— Start Document —

The ideal sweet cherry crunches just slightly when you bite into it, the perfect combination of firmness and juiciness.
Quantifying that eating experience turns out to be tricky.
“Compression is not great. We find differences between how firm the fruit is and how crunchy an eater might find the fruit to be,” said Carolina Torres, the endowed chair for postharvest physiology at Washington State University.
She and her team spent the past two seasons looking for a better metric to track the attractive texture of cherries through hyperspectral imaging. That work is ongoing, but it overlaps with Torres’ other cherry research into the best strategies for storing fruit for up to 30 days and how improved quality metrics could guide storage decisions.
To both ends, the postharvest lab in Wenatchee painstakingly sampled some 10,000 cherries last summer, comparing traditional metrics such as compression or penetrometer tests to hyperspectral imaging and texture rating of experienced eaters.
It’s the first foray into cherry research for Torres since she joined WSU in 2019. In her native Chile, exporters commonly store fruit up to 45 days, and while the Washington industry enjoys a very different market, there’s industry interest in understanding storability, she said.
The texture conundrum
Rene Mogollon, a postdoctoral researcher in Torres’ lab who did his doctorate work in Chile using spectrometry to detect apple defects, leads the work on using hyperspectral imaging to assess cherry quality. The industry already uses optical sorting technology to assess size, color, defects and even Brix.

— End Document —

● The tasks:
a) According to the cherry texture article, roughly how many cherries did the Wenatchee postharvest lab sample last summer?
b) Please continue the cherry texture article, picking up right after its final sentence.

— Start Extracted material —

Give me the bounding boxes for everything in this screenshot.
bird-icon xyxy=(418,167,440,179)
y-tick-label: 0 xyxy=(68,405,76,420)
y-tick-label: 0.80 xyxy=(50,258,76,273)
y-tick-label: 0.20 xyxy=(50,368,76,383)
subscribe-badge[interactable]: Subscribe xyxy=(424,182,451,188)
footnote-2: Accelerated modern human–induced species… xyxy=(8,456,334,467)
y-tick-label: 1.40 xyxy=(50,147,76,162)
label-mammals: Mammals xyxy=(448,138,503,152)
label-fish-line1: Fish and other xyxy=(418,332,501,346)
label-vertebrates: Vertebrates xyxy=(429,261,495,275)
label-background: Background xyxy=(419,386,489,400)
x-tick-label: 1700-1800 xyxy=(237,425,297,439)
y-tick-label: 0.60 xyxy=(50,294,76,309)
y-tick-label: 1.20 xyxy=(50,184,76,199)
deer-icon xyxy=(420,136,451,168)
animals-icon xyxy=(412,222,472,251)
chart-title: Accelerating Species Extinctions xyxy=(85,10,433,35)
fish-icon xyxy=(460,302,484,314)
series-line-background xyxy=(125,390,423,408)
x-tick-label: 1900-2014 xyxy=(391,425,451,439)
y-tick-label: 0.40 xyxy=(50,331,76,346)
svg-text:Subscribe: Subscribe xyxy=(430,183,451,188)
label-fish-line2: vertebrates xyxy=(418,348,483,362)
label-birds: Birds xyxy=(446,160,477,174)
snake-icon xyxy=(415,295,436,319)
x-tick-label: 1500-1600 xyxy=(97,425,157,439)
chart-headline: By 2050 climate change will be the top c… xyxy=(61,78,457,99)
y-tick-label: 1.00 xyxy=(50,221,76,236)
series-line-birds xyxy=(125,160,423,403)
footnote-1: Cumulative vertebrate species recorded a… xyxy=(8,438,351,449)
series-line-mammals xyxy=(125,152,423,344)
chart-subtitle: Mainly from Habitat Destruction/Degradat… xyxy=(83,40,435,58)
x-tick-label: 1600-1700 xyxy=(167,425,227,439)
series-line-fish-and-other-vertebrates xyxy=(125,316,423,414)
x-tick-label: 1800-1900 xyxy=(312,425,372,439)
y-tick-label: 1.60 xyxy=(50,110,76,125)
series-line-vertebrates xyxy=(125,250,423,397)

— End Extracted material —

● Answers for the exercise:
a) Some 10,000 cherries.

b)
Before a model can be developed to translate the way light bounces off a cherry to understand its firmness, Mogollon needs to know which wavelengths to look at. A hyperspectral sensor collects data on wavelengths across the light spectrum, and only a few are relevant to the question of cherry firmness.
“The sorting lines have specific sensors for the ranges they need. It’s cheaper and faster than collecting the whole spectrum of the fruit,” like he is, Mogollon said.
For each cherry he scans, Mogollon also takes compression data with a FirmTech 2 and measures peel maximum force and flesh force with a Mohr Digi-Test penetrometer.
He’s still crunching data but, so far, differences between firm and soft cherries can be detected in two zones of the light spectrum, one of which has been associated with water balance in other fruit crops. His first model shows that those key wavelengths can predict the traditional metrics within 10 percent error. More data should decrease that error rate, he added.
The study includes Rainier, Bing, Skeena and Sweetheart.
“Each cultivar and each season has its own distribution on compression,” he said. “We need more time with cherries to standardize the values.”
This season, Mogollon hopes to refine the model to better align with traditional texture metrics and see how it correlates to the texture experience of eaters.
In addition, Torres partnered with WSU cherry breeder Per McCord to add some more uniquely textured cherries to the sample set. For example, one selection of interest — for her research — feels firm outside and soft inside, while another selection is crunchy to the core.
“We have followed those weird textures for three years to better explain the texture you experience when you bite into a cherry,” she said.
With the breeding program selections, Torres also observed the influence that harvest timing has on firmness and other quality metrics. McCord harvests multiple times for each selection, to figure out the optimal timing.
The question of optimal timing comes up in the storage aspect of the study as well, Torres said. In her opinion, Washington growers generally harvest a little too late for storing fruit — because they rarely store fruit.
“I usually harvest (for research) at commercial harvest times, but to be able to store good-quality fruit, they have to harvest a little earlier,” she said.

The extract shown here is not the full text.